- THE DATA:
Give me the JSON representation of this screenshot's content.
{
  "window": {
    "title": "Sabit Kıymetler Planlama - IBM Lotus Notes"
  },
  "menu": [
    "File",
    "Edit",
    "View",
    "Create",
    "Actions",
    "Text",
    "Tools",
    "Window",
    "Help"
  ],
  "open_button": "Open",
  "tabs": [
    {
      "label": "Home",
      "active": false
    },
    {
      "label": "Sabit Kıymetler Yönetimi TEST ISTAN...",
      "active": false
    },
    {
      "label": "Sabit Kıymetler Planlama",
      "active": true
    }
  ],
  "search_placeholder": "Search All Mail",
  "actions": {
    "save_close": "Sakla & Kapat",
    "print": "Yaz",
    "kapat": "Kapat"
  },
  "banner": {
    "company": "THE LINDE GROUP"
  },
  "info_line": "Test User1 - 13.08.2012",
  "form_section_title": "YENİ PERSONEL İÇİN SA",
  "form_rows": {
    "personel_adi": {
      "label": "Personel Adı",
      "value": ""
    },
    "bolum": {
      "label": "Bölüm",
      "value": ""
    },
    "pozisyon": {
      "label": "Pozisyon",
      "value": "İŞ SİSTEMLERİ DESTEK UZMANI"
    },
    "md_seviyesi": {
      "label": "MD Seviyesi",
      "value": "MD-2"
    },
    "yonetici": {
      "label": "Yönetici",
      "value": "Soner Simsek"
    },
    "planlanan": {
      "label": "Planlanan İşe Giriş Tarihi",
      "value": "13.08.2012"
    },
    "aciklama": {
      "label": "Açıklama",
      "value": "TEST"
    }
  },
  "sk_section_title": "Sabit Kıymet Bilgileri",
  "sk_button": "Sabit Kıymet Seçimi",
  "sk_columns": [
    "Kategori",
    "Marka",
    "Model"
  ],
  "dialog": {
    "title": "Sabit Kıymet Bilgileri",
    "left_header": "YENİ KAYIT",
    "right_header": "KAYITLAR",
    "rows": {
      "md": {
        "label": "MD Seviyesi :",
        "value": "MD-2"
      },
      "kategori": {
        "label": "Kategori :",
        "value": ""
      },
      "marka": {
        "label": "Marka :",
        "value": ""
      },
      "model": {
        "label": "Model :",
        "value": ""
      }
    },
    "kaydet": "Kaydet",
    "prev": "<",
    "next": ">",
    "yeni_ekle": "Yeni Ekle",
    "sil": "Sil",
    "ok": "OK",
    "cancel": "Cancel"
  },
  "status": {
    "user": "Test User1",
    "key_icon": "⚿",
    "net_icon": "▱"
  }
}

- TASK: Repeat each record in full; every line must match exactly.

- SOLUTION TO THIS EXERCISE:
Give me the JSON representation of this screenshot's content.
{
  "window": {
    "title": "Sabit Kıymetler Planlama - IBM Lotus Notes"
  },
  "menu": [
    "File",
    "Edit",
    "View",
    "Create",
    "Actions",
    "Text",
    "Tools",
    "Window",
    "Help"
  ],
  "open_button": "Open",
  "tabs": [
    {
      "label": "Home",
      "active": false
    },
    {
      "label": "Sabit Kıymetler Yönetimi TEST ISTAN...",
      "active": false
    },
    {
      "label": "Sabit Kıymetler Planlama",
      "active": true
    }
  ],
  "search_placeholder": "Search All Mail",
  "actions": {
    "save_close": "Sakla & Kapat",
    "print": "Yaz",
    "kapat": "Kapat"
  },
  "banner": {
    "company": "THE LINDE GROUP"
  },
  "info_line": "Test User1 - 13.08.2012",
  "form_section_title": "YENİ PERSONEL İÇİN SA",
  "form_rows": {
    "personel_adi": {
      "label": "Personel Adı",
      "value": ""
    },
    "bolum": {
      "label": "Bölüm",
      "value": ""
    },
    "pozisyon": {
      "label": "Pozisyon",
      "value": "İŞ SİSTEMLERİ DESTEK UZMANI"
    },
    "md_seviyesi": {
      "label": "MD Seviyesi",
      "value": "MD-2"
    },
    "yonetici": {
      "label": "Yönetici",
      "value": "Soner Simsek"
    },
    "planlanan": {
      "label": "Planlanan İşe Giriş Tarihi",
      "value": "13.08.2012"
    },
    "aciklama": {
      "label": "Açıklama",
      "value": "TEST"
    }
  },
  "sk_section_title": "Sabit Kıymet Bilgileri",
  "sk_button": "Sabit Kıymet Seçimi",
  "sk_columns": [
    "Kategori",
    "Marka",
    "Model"
  ],
  "dialog": {
    "title": "Sabit Kıymet Bilgileri",
    "left_header": "YENİ KAYIT",
    "right_header": "KAYITLAR",
    "rows": {
      "md": {
        "label": "MD Seviyesi :",
        "value": "MD-2"
      },
      "kategori": {
        "label": "Kategori :",
        "value": ""
      },
      "marka": {
        "label": "Marka :",
        "value": ""
      },
      "model": {
        "label": "Model :",
        "value": ""
      }
    },
    "kaydet": "Kaydet",
    "prev": "<",
    "next": ">",
    "yeni_ekle": "Yeni Ekle",
    "sil": "Sil",
    "ok": "OK",
    "cancel": "Cancel"
  },
  "status": {
    "user": "Test User1",
    "key_icon": "⚿",
    "net_icon": "▱"
  }
}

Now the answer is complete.